EXERCISE REQUIREMENTS: Take every line where the string "image" appears and copy it.

Items from a dataset:
***

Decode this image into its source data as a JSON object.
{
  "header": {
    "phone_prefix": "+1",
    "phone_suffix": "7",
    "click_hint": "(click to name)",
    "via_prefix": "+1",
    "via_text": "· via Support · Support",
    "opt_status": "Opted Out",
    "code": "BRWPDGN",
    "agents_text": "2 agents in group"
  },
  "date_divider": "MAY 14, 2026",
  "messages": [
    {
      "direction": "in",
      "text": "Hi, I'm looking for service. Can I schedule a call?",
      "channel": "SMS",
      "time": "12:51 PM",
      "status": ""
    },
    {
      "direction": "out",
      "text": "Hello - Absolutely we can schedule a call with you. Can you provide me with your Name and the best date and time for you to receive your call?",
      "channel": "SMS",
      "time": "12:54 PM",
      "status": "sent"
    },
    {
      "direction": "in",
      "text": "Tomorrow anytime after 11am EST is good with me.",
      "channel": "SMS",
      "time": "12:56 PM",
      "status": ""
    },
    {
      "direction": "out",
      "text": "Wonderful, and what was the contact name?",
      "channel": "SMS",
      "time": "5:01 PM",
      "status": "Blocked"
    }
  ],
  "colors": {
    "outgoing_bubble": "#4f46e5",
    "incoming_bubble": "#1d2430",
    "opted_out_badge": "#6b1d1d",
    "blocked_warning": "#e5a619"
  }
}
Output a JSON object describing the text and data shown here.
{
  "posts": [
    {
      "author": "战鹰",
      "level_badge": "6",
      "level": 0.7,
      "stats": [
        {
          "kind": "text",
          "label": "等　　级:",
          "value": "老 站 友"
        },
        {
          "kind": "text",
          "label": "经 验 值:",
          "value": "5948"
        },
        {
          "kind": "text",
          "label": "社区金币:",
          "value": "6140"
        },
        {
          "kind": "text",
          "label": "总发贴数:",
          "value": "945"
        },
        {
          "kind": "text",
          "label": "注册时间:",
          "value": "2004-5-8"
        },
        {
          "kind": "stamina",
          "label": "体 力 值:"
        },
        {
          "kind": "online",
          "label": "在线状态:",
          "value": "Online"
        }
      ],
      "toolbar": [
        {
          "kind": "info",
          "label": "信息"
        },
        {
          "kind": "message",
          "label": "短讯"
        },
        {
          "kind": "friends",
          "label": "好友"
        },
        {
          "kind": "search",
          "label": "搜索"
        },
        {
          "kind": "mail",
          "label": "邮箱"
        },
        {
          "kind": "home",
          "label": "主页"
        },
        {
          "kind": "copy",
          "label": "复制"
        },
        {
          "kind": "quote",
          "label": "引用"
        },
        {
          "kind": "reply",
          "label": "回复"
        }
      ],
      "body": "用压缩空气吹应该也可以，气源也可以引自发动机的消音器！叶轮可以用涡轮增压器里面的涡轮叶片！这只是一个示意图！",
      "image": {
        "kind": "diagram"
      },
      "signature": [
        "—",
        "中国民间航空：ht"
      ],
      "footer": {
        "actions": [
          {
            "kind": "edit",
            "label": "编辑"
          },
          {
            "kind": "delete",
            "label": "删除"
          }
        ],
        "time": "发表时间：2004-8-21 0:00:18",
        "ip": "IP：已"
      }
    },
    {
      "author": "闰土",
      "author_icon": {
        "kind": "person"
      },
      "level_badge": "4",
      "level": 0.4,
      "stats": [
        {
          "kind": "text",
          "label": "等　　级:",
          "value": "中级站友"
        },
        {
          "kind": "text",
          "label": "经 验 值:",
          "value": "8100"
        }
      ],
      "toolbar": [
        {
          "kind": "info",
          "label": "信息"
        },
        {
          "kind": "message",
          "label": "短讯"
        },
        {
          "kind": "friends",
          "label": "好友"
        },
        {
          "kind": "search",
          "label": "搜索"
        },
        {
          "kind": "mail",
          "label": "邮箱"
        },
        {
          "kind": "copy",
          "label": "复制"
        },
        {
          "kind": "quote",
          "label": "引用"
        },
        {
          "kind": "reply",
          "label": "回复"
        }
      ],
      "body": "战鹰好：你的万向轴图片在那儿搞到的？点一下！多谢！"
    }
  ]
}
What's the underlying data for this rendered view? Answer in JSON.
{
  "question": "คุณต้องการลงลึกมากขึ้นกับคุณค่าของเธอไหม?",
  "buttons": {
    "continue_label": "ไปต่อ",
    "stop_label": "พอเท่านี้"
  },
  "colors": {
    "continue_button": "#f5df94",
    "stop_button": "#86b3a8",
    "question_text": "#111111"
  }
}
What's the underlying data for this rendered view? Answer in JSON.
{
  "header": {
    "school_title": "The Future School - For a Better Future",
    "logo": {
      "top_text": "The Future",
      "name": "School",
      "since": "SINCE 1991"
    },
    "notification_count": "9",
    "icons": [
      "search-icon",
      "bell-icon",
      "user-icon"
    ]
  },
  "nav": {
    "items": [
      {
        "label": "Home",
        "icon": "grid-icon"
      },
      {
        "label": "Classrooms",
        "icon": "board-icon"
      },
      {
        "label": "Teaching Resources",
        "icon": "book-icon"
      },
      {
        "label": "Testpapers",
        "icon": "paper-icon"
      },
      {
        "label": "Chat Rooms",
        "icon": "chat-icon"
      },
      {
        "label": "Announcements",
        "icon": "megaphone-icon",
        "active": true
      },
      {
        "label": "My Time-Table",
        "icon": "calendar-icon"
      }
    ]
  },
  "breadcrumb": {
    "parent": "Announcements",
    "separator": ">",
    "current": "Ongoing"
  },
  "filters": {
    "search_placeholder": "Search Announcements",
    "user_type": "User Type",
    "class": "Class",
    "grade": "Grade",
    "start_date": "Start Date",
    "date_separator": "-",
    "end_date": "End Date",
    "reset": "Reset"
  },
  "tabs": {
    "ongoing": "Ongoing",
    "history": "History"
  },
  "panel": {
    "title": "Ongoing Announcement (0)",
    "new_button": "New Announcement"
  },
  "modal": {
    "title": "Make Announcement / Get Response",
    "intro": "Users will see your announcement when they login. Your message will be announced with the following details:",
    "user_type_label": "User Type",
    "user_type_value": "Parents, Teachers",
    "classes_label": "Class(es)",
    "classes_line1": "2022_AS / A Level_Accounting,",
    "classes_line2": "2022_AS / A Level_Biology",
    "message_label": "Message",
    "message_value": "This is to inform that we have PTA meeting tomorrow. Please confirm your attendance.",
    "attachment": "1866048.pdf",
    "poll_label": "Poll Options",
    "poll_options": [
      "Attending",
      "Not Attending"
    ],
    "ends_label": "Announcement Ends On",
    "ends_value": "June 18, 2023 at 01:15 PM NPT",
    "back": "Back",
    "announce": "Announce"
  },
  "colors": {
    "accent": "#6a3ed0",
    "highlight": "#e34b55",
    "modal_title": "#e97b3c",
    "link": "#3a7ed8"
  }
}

***

THE SOLUTION:
Decode this image into its source data as a JSON object.
      "image": {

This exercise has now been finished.